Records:

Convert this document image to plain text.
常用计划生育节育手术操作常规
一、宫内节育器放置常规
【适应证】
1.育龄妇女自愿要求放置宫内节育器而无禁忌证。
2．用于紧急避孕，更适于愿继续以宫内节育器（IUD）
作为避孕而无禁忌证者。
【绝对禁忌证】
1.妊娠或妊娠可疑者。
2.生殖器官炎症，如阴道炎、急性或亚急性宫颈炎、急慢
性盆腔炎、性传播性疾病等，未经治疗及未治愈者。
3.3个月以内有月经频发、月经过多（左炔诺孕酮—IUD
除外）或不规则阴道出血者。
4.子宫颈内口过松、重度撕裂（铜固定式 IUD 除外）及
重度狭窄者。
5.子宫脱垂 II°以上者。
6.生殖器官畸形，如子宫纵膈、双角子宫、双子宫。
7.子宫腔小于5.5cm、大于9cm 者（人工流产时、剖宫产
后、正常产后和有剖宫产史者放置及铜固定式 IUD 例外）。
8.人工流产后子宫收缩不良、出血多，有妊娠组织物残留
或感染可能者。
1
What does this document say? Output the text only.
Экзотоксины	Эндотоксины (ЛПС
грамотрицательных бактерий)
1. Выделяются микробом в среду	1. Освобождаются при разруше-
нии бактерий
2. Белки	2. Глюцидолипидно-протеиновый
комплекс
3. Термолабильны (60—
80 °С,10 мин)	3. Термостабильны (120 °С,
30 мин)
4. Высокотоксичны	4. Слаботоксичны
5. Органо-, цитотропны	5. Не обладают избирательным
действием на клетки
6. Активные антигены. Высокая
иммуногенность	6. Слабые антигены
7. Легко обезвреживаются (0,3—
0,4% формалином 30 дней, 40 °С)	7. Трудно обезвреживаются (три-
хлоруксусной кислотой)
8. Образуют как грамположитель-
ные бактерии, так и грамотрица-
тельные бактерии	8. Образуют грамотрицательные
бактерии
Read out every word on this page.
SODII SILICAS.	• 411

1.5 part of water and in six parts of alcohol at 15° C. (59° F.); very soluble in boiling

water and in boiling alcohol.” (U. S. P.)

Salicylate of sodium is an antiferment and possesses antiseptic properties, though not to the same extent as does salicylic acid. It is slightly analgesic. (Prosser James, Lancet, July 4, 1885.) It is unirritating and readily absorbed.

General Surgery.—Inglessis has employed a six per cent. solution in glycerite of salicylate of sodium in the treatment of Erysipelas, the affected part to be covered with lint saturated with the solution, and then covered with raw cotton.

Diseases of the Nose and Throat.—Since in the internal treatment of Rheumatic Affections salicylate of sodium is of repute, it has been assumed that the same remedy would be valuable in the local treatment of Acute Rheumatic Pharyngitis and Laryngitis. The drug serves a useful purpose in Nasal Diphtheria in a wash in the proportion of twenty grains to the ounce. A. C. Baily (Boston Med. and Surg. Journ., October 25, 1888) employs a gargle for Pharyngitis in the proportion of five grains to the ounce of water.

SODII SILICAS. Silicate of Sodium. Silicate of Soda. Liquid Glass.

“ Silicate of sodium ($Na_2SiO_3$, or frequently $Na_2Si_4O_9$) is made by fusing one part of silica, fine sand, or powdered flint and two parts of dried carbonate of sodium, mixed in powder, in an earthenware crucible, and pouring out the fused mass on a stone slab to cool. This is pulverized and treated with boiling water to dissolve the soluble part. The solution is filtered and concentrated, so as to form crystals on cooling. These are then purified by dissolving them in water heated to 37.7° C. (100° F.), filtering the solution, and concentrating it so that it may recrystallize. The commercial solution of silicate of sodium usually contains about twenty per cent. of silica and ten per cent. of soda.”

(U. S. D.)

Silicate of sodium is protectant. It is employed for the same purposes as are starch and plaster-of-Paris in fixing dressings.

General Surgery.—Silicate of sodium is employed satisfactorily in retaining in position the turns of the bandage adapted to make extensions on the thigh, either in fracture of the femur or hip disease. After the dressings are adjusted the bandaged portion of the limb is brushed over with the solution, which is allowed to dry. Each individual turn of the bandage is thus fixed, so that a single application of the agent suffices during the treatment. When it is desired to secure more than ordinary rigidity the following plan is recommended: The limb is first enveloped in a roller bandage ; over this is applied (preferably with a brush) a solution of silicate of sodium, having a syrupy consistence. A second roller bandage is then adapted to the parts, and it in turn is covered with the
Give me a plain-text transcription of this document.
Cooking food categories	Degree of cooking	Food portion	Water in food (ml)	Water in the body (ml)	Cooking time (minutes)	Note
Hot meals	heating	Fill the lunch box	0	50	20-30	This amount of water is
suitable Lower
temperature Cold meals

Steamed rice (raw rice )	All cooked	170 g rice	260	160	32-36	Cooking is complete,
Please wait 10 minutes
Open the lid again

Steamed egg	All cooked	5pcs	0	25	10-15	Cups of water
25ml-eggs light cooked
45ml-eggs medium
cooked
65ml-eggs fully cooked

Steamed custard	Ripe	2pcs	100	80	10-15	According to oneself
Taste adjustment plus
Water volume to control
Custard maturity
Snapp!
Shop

# [Given problem]
Your task is to gather every line with the word "Образуют" and copy it.

# [Correct response]
8. Образуют как грамположитель-
тельные бактерии	8. Образуют грамотрицательные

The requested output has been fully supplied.